- _Your instructions_: Reproduce the following material exactly, including every line.

- _Given data_:
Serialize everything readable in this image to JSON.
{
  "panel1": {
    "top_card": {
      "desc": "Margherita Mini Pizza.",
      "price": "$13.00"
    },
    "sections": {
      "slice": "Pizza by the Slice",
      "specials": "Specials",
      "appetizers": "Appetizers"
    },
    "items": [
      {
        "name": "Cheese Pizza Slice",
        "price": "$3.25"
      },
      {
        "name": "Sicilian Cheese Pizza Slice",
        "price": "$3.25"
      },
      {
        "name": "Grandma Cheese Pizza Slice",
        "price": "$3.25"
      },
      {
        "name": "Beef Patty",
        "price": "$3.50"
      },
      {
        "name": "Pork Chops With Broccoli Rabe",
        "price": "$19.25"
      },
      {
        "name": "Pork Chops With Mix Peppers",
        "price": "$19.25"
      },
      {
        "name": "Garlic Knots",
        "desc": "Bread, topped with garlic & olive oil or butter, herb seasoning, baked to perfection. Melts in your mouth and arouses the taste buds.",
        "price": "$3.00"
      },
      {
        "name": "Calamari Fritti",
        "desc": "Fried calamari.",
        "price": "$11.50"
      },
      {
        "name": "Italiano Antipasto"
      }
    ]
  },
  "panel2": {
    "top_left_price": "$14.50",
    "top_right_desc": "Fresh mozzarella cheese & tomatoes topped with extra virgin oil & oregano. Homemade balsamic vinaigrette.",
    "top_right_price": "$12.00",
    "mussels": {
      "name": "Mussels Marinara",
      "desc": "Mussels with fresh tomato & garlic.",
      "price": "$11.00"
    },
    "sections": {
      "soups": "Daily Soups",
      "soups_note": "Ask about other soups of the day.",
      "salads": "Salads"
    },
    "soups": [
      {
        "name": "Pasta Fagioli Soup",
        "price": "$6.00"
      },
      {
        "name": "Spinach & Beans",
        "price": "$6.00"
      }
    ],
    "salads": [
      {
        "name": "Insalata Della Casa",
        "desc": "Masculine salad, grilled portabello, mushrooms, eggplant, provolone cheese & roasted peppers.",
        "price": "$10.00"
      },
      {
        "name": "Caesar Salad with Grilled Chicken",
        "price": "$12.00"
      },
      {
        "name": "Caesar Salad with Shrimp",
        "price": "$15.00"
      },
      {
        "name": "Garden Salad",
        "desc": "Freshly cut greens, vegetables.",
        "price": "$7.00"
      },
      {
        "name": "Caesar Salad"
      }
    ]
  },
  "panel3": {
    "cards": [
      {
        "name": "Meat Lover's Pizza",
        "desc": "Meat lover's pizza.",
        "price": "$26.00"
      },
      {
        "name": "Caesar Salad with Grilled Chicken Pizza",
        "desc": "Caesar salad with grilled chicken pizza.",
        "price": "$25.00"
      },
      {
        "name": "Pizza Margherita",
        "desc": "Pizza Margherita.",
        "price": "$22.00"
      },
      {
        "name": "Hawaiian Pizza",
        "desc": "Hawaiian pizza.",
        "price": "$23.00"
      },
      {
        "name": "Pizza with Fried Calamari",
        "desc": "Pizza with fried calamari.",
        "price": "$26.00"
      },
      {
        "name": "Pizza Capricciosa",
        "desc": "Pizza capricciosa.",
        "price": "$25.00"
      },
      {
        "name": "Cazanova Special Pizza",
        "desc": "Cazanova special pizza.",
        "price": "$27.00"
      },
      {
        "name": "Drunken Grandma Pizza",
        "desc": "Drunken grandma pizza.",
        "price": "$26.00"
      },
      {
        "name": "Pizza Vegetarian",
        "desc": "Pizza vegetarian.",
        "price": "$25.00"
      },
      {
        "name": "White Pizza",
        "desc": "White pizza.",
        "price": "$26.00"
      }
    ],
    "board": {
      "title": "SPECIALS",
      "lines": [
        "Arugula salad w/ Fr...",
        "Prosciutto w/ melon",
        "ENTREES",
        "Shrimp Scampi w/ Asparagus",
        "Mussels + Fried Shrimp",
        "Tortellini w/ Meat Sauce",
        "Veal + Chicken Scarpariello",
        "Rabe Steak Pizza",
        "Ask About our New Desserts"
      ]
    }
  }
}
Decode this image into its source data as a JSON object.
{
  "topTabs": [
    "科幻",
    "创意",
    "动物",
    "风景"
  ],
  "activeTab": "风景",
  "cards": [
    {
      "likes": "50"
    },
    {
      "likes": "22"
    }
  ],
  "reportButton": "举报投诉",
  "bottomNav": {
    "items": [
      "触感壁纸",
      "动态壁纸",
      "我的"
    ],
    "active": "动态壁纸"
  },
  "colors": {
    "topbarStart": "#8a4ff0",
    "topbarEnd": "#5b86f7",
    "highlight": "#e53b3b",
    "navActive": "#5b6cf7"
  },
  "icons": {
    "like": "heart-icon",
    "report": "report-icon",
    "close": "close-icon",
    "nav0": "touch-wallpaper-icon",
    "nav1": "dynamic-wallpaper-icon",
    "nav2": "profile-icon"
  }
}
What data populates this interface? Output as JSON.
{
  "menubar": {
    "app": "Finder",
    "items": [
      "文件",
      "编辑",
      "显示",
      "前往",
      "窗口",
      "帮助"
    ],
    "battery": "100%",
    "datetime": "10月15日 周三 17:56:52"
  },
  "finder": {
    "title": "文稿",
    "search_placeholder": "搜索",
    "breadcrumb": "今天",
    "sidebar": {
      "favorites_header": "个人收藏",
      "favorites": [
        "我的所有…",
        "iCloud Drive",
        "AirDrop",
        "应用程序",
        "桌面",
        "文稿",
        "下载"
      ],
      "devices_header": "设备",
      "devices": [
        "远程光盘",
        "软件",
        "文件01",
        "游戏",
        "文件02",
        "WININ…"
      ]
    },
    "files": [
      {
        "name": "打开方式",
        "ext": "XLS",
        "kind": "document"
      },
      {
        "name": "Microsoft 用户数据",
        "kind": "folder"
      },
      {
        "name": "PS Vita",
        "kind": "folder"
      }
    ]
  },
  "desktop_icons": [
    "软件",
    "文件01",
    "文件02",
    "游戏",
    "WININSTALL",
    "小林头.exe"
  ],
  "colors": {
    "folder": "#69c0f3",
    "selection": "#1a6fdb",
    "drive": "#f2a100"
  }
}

- _Result of this task_:
Serialize everything readable in this image to JSON.
{
  "panel1": {
    "top_card": {
      "desc": "Margherita Mini Pizza.",
      "price": "$13.00"
    },
    "sections": {
      "slice": "Pizza by the Slice",
      "specials": "Specials",
      "appetizers": "Appetizers"
    },
    "items": [
      {
        "name": "Cheese Pizza Slice",
        "price": "$3.25"
      },
      {
        "name": "Sicilian Cheese Pizza Slice",
        "price": "$3.25"
      },
      {
        "name": "Grandma Cheese Pizza Slice",
        "price": "$3.25"
      },
      {
        "name": "Beef Patty",
        "price": "$3.50"
      },
      {
        "name": "Pork Chops With Broccoli Rabe",
        "price": "$19.25"
      },
      {
        "name": "Pork Chops With Mix Peppers",
        "price": "$19.25"
      },
      {
        "name": "Garlic Knots",
        "desc": "Bread, topped with garlic & olive oil or butter, herb seasoning, baked to perfection. Melts in your mouth and arouses the taste buds.",
        "price": "$3.00"
      },
      {
        "name": "Calamari Fritti",
        "desc": "Fried calamari.",
        "price": "$11.50"
      },
      {
        "name": "Italiano Antipasto"
      }
    ]
  },
  "panel2": {
    "top_left_price": "$14.50",
    "top_right_desc": "Fresh mozzarella cheese & tomatoes topped with extra virgin oil & oregano. Homemade balsamic vinaigrette.",
    "top_right_price": "$12.00",
    "mussels": {
      "name": "Mussels Marinara",
      "desc": "Mussels with fresh tomato & garlic.",
      "price": "$11.00"
    },
    "sections": {
      "soups": "Daily Soups",
      "soups_note": "Ask about other soups of the day.",
      "salads": "Salads"
    },
    "soups": [
      {
        "name": "Pasta Fagioli Soup",
        "price": "$6.00"
      },
      {
        "name": "Spinach & Beans",
        "price": "$6.00"
      }
    ],
    "salads": [
      {
        "name": "Insalata Della Casa",
        "desc": "Masculine salad, grilled portabello, mushrooms, eggplant, provolone cheese & roasted peppers.",
        "price": "$10.00"
      },
      {
        "name": "Caesar Salad with Grilled Chicken",
        "price": "$12.00"
      },
      {
        "name": "Caesar Salad with Shrimp",
        "price": "$15.00"
      },
      {
        "name": "Garden Salad",
        "desc": "Freshly cut greens, vegetables.",
        "price": "$7.00"
      },
      {
        "name": "Caesar Salad"
      }
    ]
  },
  "panel3": {
    "cards": [
      {
        "name": "Meat Lover's Pizza",
        "desc": "Meat lover's pizza.",
        "price": "$26.00"
      },
      {
        "name": "Caesar Salad with Grilled Chicken Pizza",
        "desc": "Caesar salad with grilled chicken pizza.",
        "price": "$25.00"
      },
      {
        "name": "Pizza Margherita",
        "desc": "Pizza Margherita.",
        "price": "$22.00"
      },
      {
        "name": "Hawaiian Pizza",
        "desc": "Hawaiian pizza.",
        "price": "$23.00"
      },
      {
        "name": "Pizza with Fried Calamari",
        "desc": "Pizza with fried calamari.",
        "price": "$26.00"
      },
      {
        "name": "Pizza Capricciosa",
        "desc": "Pizza capricciosa.",
        "price": "$25.00"
      },
      {
        "name": "Cazanova Special Pizza",
        "desc": "Cazanova special pizza.",
        "price": "$27.00"
      },
      {
        "name": "Drunken Grandma Pizza",
        "desc": "Drunken grandma pizza.",
        "price": "$26.00"
      },
      {
        "name": "Pizza Vegetarian",
        "desc": "Pizza vegetarian.",
        "price": "$25.00"
      },
      {
        "name": "White Pizza",
        "desc": "White pizza.",
        "price": "$26.00"
      }
    ],
    "board": {
      "title": "SPECIALS",
      "lines": [
        "Arugula salad w/ Fr...",
        "Prosciutto w/ melon",
        "ENTREES",
        "Shrimp Scampi w/ Asparagus",
        "Mussels + Fried Shrimp",
        "Tortellini w/ Meat Sauce",
        "Veal + Chicken Scarpariello",
        "Rabe Steak Pizza",
        "Ask About our New Desserts"
      ]
    }
  }
}
Decode this image into its source data as a JSON object.
{
  "topTabs": [
    "科幻",
    "创意",
    "动物",
    "风景"
  ],
  "activeTab": "风景",
  "cards": [
    {
      "likes": "50"
    },
    {
      "likes": "22"
    }
  ],
  "reportButton": "举报投诉",
  "bottomNav": {
    "items": [
      "触感壁纸",
      "动态壁纸",
      "我的"
    ],
    "active": "动态壁纸"
  },
  "colors": {
    "topbarStart": "#8a4ff0",
    "topbarEnd": "#5b86f7",
    "highlight": "#e53b3b",
    "navActive": "#5b6cf7"
  },
  "icons": {
    "like": "heart-icon",
    "report": "report-icon",
    "close": "close-icon",
    "nav0": "touch-wallpaper-icon",
    "nav1": "dynamic-wallpaper-icon",
    "nav2": "profile-icon"
  }
}
What data populates this interface? Output as JSON.
{
  "menubar": {
    "app": "Finder",
    "items": [
      "文件",
      "编辑",
      "显示",
      "前往",
      "窗口",
      "帮助"
    ],
    "battery": "100%",
    "datetime": "10月15日 周三 17:56:52"
  },
  "finder": {
    "title": "文稿",
    "search_placeholder": "搜索",
    "breadcrumb": "今天",
    "sidebar": {
      "favorites_header": "个人收藏",
      "favorites": [
        "我的所有…",
        "iCloud Drive",
        "AirDrop",
        "应用程序",
        "桌面",
        "文稿",
        "下载"
      ],
      "devices_header": "设备",
      "devices": [
        "远程光盘",
        "软件",
        "文件01",
        "游戏",
        "文件02",
        "WININ…"
      ]
    },
    "files": [
      {
        "name": "打开方式",
        "ext": "XLS",
        "kind": "document"
      },
      {
        "name": "Microsoft 用户数据",
        "kind": "folder"
      },
      {
        "name": "PS Vita",
        "kind": "folder"
      }
    ]
  },
  "desktop_icons": [
    "软件",
    "文件01",
    "文件02",
    "游戏",
    "WININSTALL",
    "小林头.exe"
  ],
  "colors": {
    "folder": "#69c0f3",
    "selection": "#1a6fdb",
    "drive": "#f2a100"
  }
}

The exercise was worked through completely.